Problem statement → Using the data below, repeat all of it precisely.

==== Given records ====

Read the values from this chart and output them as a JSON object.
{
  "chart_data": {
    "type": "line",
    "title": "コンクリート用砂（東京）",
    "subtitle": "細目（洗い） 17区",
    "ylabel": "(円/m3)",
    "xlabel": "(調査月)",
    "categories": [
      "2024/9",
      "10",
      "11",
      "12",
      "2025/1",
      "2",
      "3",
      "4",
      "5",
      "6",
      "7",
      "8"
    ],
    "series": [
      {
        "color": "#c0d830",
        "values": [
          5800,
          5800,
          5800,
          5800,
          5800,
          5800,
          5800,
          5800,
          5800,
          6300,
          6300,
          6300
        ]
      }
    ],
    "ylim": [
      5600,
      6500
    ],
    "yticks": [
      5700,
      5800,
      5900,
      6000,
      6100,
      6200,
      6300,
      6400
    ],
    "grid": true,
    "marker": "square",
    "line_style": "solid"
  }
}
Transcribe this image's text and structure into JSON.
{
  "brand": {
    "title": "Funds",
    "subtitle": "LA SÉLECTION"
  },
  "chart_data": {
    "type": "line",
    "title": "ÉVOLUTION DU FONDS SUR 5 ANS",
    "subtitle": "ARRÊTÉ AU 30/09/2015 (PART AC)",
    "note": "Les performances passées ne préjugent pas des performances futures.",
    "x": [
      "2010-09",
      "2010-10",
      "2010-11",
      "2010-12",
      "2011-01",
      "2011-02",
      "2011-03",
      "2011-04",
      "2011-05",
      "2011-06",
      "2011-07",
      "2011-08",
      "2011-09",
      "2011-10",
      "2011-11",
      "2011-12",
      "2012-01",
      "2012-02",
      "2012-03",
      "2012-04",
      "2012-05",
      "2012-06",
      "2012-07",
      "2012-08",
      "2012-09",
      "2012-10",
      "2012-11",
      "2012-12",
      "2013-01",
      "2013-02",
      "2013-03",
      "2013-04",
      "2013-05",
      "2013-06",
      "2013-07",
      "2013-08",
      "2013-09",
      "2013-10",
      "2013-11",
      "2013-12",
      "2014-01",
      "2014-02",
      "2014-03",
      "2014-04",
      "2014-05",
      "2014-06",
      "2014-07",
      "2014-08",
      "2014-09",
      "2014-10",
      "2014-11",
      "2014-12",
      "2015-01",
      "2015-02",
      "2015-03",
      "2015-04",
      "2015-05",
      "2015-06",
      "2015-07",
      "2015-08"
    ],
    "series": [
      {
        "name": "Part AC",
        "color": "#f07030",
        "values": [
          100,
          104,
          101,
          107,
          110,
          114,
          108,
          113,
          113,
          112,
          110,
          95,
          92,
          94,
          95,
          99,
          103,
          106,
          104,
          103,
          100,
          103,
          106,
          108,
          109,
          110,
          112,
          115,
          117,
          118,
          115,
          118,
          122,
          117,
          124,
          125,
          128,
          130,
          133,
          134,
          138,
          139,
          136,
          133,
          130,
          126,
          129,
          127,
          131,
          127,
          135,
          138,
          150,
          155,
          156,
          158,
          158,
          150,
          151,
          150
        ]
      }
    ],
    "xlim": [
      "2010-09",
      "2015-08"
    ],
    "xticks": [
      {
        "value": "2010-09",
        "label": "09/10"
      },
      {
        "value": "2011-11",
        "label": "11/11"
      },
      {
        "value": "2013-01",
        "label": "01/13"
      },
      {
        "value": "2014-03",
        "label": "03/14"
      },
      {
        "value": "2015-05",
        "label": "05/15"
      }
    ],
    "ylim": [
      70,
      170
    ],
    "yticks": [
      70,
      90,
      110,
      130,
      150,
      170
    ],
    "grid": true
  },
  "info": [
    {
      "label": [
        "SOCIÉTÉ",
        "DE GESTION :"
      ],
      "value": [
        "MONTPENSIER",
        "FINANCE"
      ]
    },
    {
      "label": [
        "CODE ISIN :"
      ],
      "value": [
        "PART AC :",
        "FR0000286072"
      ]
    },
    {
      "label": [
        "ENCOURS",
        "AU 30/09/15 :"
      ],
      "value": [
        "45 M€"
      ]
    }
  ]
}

====

Complete output →
Read the values from this chart and output them as a JSON object.
{
  "chart_data": {
    "type": "line",
    "title": "コンクリート用砂（東京）",
    "subtitle": "細目（洗い） 17区",
    "ylabel": "(円/m3)",
    "xlabel": "(調査月)",
    "categories": [
      "2024/9",
      "10",
      "11",
      "12",
      "2025/1",
      "2",
      "3",
      "4",
      "5",
      "6",
      "7",
      "8"
    ],
    "series": [
      {
        "color": "#c0d830",
        "values": [
          5800,
          5800,
          5800,
          5800,
          5800,
          5800,
          5800,
          5800,
          5800,
          6300,
          6300,
          6300
        ]
      }
    ],
    "ylim": [
      5600,
      6500
    ],
    "yticks": [
      5700,
      5800,
      5900,
      6000,
      6100,
      6200,
      6300,
      6400
    ],
    "grid": true,
    "marker": "square",
    "line_style": "solid"
  }
}
Transcribe this image's text and structure into JSON.
{
  "brand": {
    "title": "Funds",
    "subtitle": "LA SÉLECTION"
  },
  "chart_data": {
    "type": "line",
    "title": "ÉVOLUTION DU FONDS SUR 5 ANS",
    "subtitle": "ARRÊTÉ AU 30/09/2015 (PART AC)",
    "note": "Les performances passées ne préjugent pas des performances futures.",
    "x": [
      "2010-09",
      "2010-10",
      "2010-11",
      "2010-12",
      "2011-01",
      "2011-02",
      "2011-03",
      "2011-04",
      "2011-05",
      "2011-06",
      "2011-07",
      "2011-08",
      "2011-09",
      "2011-10",
      "2011-11",
      "2011-12",
      "2012-01",
      "2012-02",
      "2012-03",
      "2012-04",
      "2012-05",
      "2012-06",
      "2012-07",
      "2012-08",
      "2012-09",
      "2012-10",
      "2012-11",
      "2012-12",
      "2013-01",
      "2013-02",
      "2013-03",
      "2013-04",
      "2013-05",
      "2013-06",
      "2013-07",
      "2013-08",
      "2013-09",
      "2013-10",
      "2013-11",
      "2013-12",
      "2014-01",
      "2014-02",
      "2014-03",
      "2014-04",
      "2014-05",
      "2014-06",
      "2014-07",
      "2014-08",
      "2014-09",
      "2014-10",
      "2014-11",
      "2014-12",
      "2015-01",
      "2015-02",
      "2015-03",
      "2015-04",
      "2015-05",
      "2015-06",
      "2015-07",
      "2015-08"
    ],
    "series": [
      {
        "name": "Part AC",
        "color": "#f07030",
        "values": [
          100,
          104,
          101,
          107,
          110,
          114,
          108,
          113,
          113,
          112,
          110,
          95,
          92,
          94,
          95,
          99,
          103,
          106,
          104,
          103,
          100,
          103,
          106,
          108,
          109,
          110,
          112,
          115,
          117,
          118,
          115,
          118,
          122,
          117,
          124,
          125,
          128,
          130,
          133,
          134,
          138,
          139,
          136,
          133,
          130,
          126,
          129,
          127,
          131,
          127,
          135,
          138,
          150,
          155,
          156,
          158,
          158,
          150,
          151,
          150
        ]
      }
    ],
    "xlim": [
      "2010-09",
      "2015-08"
    ],
    "xticks": [
      {
        "value": "2010-09",
        "label": "09/10"
      },
      {
        "value": "2011-11",
        "label": "11/11"
      },
      {
        "value": "2013-01",
        "label": "01/13"
      },
      {
        "value": "2014-03",
        "label": "03/14"
      },
      {
        "value": "2015-05",
        "label": "05/15"
      }
    ],
    "ylim": [
      70,
      170
    ],
    "yticks": [
      70,
      90,
      110,
      130,
      150,
      170
    ],
    "grid": true
  },
  "info": [
    {
      "label": [
        "SOCIÉTÉ",
        "DE GESTION :"
      ],
      "value": [
        "MONTPENSIER",
        "FINANCE"
      ]
    },
    {
      "label": [
        "CODE ISIN :"
      ],
      "value": [
        "PART AC :",
        "FR0000286072"
      ]
    },
    {
      "label": [
        "ENCOURS",
        "AU 30/09/15 :"
      ],
      "value": [
        "45 M€"
      ]
    }
  ]
}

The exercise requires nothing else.